The quashing of a panel at the journalistic free speech organization PEN America's World Voices Festival that had included ex-patriot Russians has unleashed a kerfuffle among the commentariat. Two Ukrainians, arriving to participate in another panel about their experiences as writers in the military resistance to Russia's invasion, said they could not speak if the first panel with the Russians went ahead. PEN acceded to their demand and erased the panel that had included the Russians from the proceedings. 

And many liberal US intellectuals felt they had to have an opinion. I want to leap into that fray.

High-end media accounts -- New York Times, The Atlantic -- treat this as an instance of "cancel culture." I think that is wrong. 

What happened here is an instance of forceful, nonviolent, war-by-peaceful means colliding with a culture that has forgotten the compromises raised up by life and death struggles. There's a genuine boycott on ...

Ukraine asks and demands that its soldiers, and by extension its partisans and friends, participate in that boycott of all people and things Russian. By invading a neighboring country and committing atrocities against its population, Russia has broken the compact of civilization between peoples and states. Ukrainians fight their war of resistance -- but they also aim to shame and stigmatize in the interest of a vision of justice.

This is not fair to Russian individuals, perhaps especially those likely to turn up at a PEN conference. These people are not part of Putin's war machine. But this sort of unfairness is exactly how boycotts work. Often those harmed are among the least guilty, either for lack of power or lack of intent to commit the offense that inspires the boycott. But they are also the ones who can be moved to destabilize a situation because they can feel shame.

Let's remember the boycott of South Africa which contributed to the end of that country's apartheid regime. For decades, the Black-led African National Congress called for the rest of the world to boycott and stigmatize white minority rule. Materially it was hard to tell whether this hurt. But when I worked with anti-racist newspapers in the country in 1990, it was abundantly clear which part of the worldwide effort was making a dent among privileged whites: the sports boycott. South African teams were barred from the Olympics and other international competitions. This stung and sapped support for maintaining white rule, even and especially among its white beneficiaries. There was grievance -- sure; but also exhaustion with pariah status. That's how well targeted, rigorously applied, boycotts work.
-*-*-
### WRITTEN TASK 1
In the records, print the lines from the one containing "table-cell: RYR [883, 168, 914, 185]" through the one containing "table-cell: Urokinase [241, 377, 308, 394]", keeping every character the same and including both of those lines.
The records that follow are unrelated to the text above.

Box coordinate listings:
-*-*-
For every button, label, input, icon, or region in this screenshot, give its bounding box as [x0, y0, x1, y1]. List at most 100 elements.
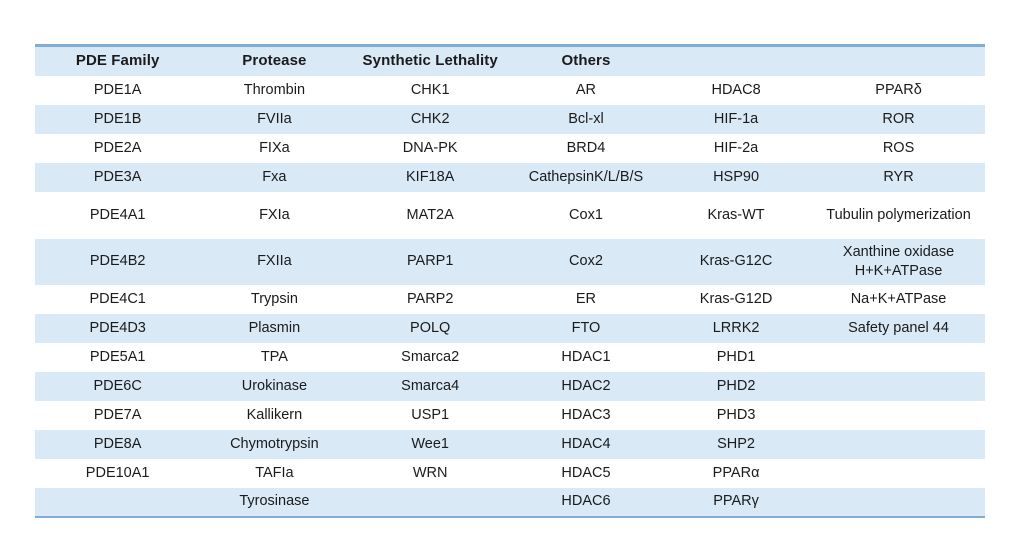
table-cell: RYR [883, 168, 914, 185]
table-cell: Kras-G12C [699, 253, 773, 270]
table-cell: PPARα [712, 464, 760, 481]
table-cell: BRD4 [566, 139, 606, 156]
table-cell: HDAC6 [561, 493, 611, 510]
table-cell: Plasmin [248, 319, 301, 336]
table-cell: Kras-G12D [699, 290, 773, 307]
table-cell: Urokinase [241, 377, 308, 394]
table-cell: PARP2 [406, 290, 454, 307]
table-cell: Bcl-xl [568, 110, 604, 127]
table-cell: DNA-PK [402, 139, 458, 156]
target-categories-table: PDE Family Protease Synthetic Lethality Oth… [35, 44, 985, 518]
table-cell: PDE2A [93, 139, 142, 156]
table-cell: PDE6C [93, 377, 142, 394]
table-cell: PDE3A [93, 168, 142, 185]
table-cell: HDAC4 [561, 435, 611, 452]
table-cell: KIF18A [406, 168, 455, 185]
table-row: PDE8A Chymotrypsin Wee1 HDAC4 SHP2 [35, 429, 985, 459]
table-cell: TPA [260, 348, 288, 365]
table-cell: PDE4D3 [89, 319, 146, 336]
column-header [812, 46, 985, 76]
table-cell [812, 343, 985, 372]
table-cell: ER [575, 290, 597, 307]
table-cell: PDE8A [93, 435, 142, 452]
table-cell: HDAC3 [561, 406, 611, 423]
column-header: PDE Family [75, 51, 160, 69]
table-cell: PDE4B2 [89, 253, 146, 270]
table-cell: Safety panel 44 [848, 319, 949, 336]
table-cell: CathepsinK/L/B/S [528, 168, 644, 185]
table-cell: CHK1 [410, 81, 450, 98]
table-cell: PDE1A [93, 81, 142, 98]
table-cell: Thrombin [243, 81, 306, 98]
table-cell [812, 488, 985, 517]
table-row: PDE6C Urokinase Smarca4 HDAC2 PHD2 [35, 371, 985, 401]
table-cell: CHK2 [410, 110, 450, 127]
table-cell: Smarca4 [401, 377, 460, 394]
table-cell: FVIIa [257, 110, 292, 127]
table-cell [348, 488, 511, 517]
table-row: PDE1B FVIIa CHK2 Bcl-xl HIF-1a ROR [35, 104, 985, 134]
table-cell: FTO [571, 319, 601, 336]
table-cell: SHP2 [717, 435, 755, 452]
table-cell: HDAC2 [561, 377, 611, 394]
column-header: Synthetic Lethality [362, 51, 498, 69]
table-cell: FXIIa [257, 253, 292, 270]
table-cell: Chymotrypsin [230, 435, 319, 452]
table-cell: TAFIa [255, 464, 294, 481]
table-row: PDE4C1 Trypsin PARP2 ER Kras-G12D Na+K+ATPase [35, 285, 985, 314]
table-cell: PHD2 [716, 377, 756, 394]
table-cell: HDAC5 [561, 464, 611, 481]
table-cell: Tubulin polymerization [826, 206, 971, 223]
table-row: PDE1A Thrombin CHK1 AR HDAC8 PPARδ [35, 76, 985, 105]
table-row: PDE7A Kallikern USP1 HDAC3 PHD3 [35, 401, 985, 430]
table-cell: PPARδ [875, 81, 922, 98]
table-cell: Trypsin [250, 290, 298, 307]
table-cell: HIF-2a [713, 139, 759, 156]
pde-target-table: PDE Family Protease Synthetic Lethality Oth… [35, 44, 985, 518]
table-cell: PHD3 [716, 406, 756, 423]
column-header: Others [561, 51, 611, 69]
table-cell: Cox1 [569, 206, 603, 223]
table-row: Tyrosinase HDAC6 PPARγ [35, 487, 985, 517]
table-cell: HDAC1 [561, 348, 611, 365]
table-cell: PARP1 [406, 253, 454, 270]
header-row: PDE Family Protease Synthetic Lethality Oth… [35, 45, 985, 76]
table-cell: Wee1 [411, 435, 449, 452]
table-cell: PDE10A1 [85, 464, 150, 481]
table-cell: Cox2 [569, 253, 603, 270]
table-cell: PDE7A [93, 406, 142, 423]
table-cell: ROR [882, 110, 915, 127]
table-cell: PDE4A1 [89, 206, 146, 223]
table-cell: PHD1 [716, 348, 756, 365]
table-row: PDE4D3 Plasmin POLQ FTO LRRK2 Safety panel 44 [35, 313, 985, 343]
table-row: PDE4A1 FXIa MAT2A Cox1 Kras-WT Tubulin polyme… [35, 192, 985, 239]
table-header: PDE Family Protease Synthetic Lethality Oth… [35, 45, 985, 76]
table-cell: Xanthine oxidase H+K+ATPase [842, 244, 955, 279]
table-row: PDE10A1 TAFIa WRN HDAC5 PPARα [35, 459, 985, 488]
column-header: Protease [242, 51, 307, 69]
table-row: PDE5A1 TPA Smarca2 HDAC1 PHD1 [35, 343, 985, 372]
table-cell: HSP90 [713, 168, 760, 185]
table-cell: Na+K+ATPase [850, 290, 947, 307]
table-cell: Kras-WT [707, 206, 765, 223]
table-cell: ROS [882, 139, 915, 156]
table-cell: FIXa [259, 139, 290, 156]
table-cell [812, 401, 985, 430]
table-row: PDE2A FIXa DNA-PK BRD4 HIF-2a ROS [35, 134, 985, 163]
table-cell: Fxa [262, 168, 287, 185]
table-cell: Smarca2 [401, 348, 460, 365]
table-cell: MAT2A [406, 206, 454, 223]
table-cell: HIF-1a [713, 110, 759, 127]
table-cell [812, 372, 985, 401]
table-cell: LRRK2 [712, 319, 760, 336]
table-row: PDE4B2 FXIIa PARP1 Cox2 Kras-G12C Xanthine ox… [35, 238, 985, 285]
table-cell: Tyrosinase [239, 493, 310, 510]
table-cell: WRN [412, 464, 448, 481]
table-cell: PDE4C1 [89, 290, 146, 307]
table-cell: FXIa [259, 206, 290, 223]
table-cell [812, 430, 985, 459]
table-cell: POLQ [410, 319, 451, 336]
table-cell: PDE5A1 [89, 348, 146, 365]
table-row: PDE3A Fxa KIF18A CathepsinK/L/B/S HSP90 RYR [35, 162, 985, 192]
table-cell [35, 488, 200, 517]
-*-*-
### WRITTEN TASK 2
Answer these questions from the piece on the PEN America panel:
(a) Which two media outlets treat the event as an instance of "cancel culture"?
(b) In what year did the writer work with anti-racist newspapers in South Africa?
(c) Which part of the worldwide effort made a dent among privileged whites?

### REPLY 1
table-cell: RYR [883, 168, 914, 185]
table-cell: Kras-G12C [699, 253, 773, 270]
table-cell: PPARα [712, 464, 760, 481]
table-cell: BRD4 [566, 139, 606, 156]
table-cell: HDAC6 [561, 493, 611, 510]
table-cell: Plasmin [248, 319, 301, 336]
table-cell: Kras-G12D [699, 290, 773, 307]
table-cell: Urokinase [241, 377, 308, 394]

### REPLY 2
(a) The New York Times and The Atlantic.
(b) 1990.
(c) The sports boycott.